# Records supplied:
+---+

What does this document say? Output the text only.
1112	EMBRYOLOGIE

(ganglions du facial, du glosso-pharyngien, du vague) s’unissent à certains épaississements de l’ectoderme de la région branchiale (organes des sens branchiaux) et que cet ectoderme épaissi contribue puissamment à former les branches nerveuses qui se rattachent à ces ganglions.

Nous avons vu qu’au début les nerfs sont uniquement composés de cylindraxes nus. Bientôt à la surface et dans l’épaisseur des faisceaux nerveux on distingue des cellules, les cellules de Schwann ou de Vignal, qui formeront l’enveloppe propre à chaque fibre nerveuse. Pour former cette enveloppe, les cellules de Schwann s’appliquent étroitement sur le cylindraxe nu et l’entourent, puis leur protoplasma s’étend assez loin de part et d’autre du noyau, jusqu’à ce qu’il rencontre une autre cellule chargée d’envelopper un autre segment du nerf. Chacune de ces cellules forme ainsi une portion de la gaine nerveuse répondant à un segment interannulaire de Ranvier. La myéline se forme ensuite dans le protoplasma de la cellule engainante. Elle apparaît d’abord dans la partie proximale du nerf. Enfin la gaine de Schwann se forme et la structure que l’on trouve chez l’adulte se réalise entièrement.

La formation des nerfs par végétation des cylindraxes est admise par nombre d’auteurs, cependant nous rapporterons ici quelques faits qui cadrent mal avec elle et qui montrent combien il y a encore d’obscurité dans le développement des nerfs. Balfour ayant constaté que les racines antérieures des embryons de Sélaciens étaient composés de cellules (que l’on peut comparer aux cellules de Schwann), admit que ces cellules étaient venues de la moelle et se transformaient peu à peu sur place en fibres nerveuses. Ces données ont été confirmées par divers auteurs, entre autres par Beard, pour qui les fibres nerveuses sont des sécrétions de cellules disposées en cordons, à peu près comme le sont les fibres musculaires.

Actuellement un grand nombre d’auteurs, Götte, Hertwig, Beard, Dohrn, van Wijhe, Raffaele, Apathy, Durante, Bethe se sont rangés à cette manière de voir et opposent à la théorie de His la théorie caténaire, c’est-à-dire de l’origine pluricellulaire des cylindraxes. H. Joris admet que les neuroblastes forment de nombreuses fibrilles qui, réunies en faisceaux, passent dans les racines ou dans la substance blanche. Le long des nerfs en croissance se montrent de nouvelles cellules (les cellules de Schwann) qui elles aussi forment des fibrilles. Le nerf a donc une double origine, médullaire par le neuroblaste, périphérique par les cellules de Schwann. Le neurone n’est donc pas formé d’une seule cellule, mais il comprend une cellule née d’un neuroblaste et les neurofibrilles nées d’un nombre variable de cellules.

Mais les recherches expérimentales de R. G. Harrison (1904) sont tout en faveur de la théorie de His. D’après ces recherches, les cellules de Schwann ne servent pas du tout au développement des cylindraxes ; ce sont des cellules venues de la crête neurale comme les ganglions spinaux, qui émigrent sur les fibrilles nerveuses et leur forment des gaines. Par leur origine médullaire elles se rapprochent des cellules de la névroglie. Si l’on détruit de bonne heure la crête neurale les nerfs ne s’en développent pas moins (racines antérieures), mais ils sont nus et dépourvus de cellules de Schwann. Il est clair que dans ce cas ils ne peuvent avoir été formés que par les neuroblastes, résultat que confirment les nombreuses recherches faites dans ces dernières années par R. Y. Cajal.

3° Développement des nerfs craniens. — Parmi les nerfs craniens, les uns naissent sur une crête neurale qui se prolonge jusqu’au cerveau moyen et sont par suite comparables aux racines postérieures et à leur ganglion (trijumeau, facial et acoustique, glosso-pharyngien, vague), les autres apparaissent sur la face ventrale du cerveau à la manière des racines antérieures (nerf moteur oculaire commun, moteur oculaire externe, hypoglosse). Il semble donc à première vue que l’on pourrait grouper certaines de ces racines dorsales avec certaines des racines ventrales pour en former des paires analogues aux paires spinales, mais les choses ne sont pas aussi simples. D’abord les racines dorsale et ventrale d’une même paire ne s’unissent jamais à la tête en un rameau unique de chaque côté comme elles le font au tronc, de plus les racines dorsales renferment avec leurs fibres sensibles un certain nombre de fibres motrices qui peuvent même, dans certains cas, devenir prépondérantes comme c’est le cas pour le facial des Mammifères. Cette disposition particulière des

+---+

# Given instruction:
Look through the entries above for the word "unissent". Copy every line where it shows up.

# Answer for this exercise:
(ganglions du facial, du glosso-pharyngien, du vague) s’unissent à certains épaississements de l’ectoderme de la région branchiale (organes des sens branchiaux) et que cet ectoderme épaissi contribue puissamment à former les branches nerveuses qui se rattachent à ces ganglions.
3° Développement des nerfs craniens. — Parmi les nerfs craniens, les uns naissent sur une crête neurale qui se prolonge jusqu’au cerveau moyen et sont par suite comparables aux racines postérieures et à leur ganglion (trijumeau, facial et acoustique, glosso-pharyngien, vague), les autres apparaissent sur la face ventrale du cerveau à la manière des racines antérieures (nerf moteur oculaire commun, moteur oculaire externe, hypoglosse). Il semble donc à première vue que l’on pourrait grouper certaines de ces racines dorsales avec certaines des racines ventrales pour en former des paires analogues aux paires spinales, mais les choses ne sont pas aussi simples. D’abord les racines dorsale et ventrale d’une même paire ne s’unissent jamais à la tête en un rameau unique de chaque côté comme elles le font au tronc, de plus les racines dorsales renferment avec leurs fibres sensibles un certain nombre de fibres motrices qui peuvent même, dans certains cas, devenir prépondérantes comme c’est le cas pour le facial des Mammifères. Cette disposition particulière des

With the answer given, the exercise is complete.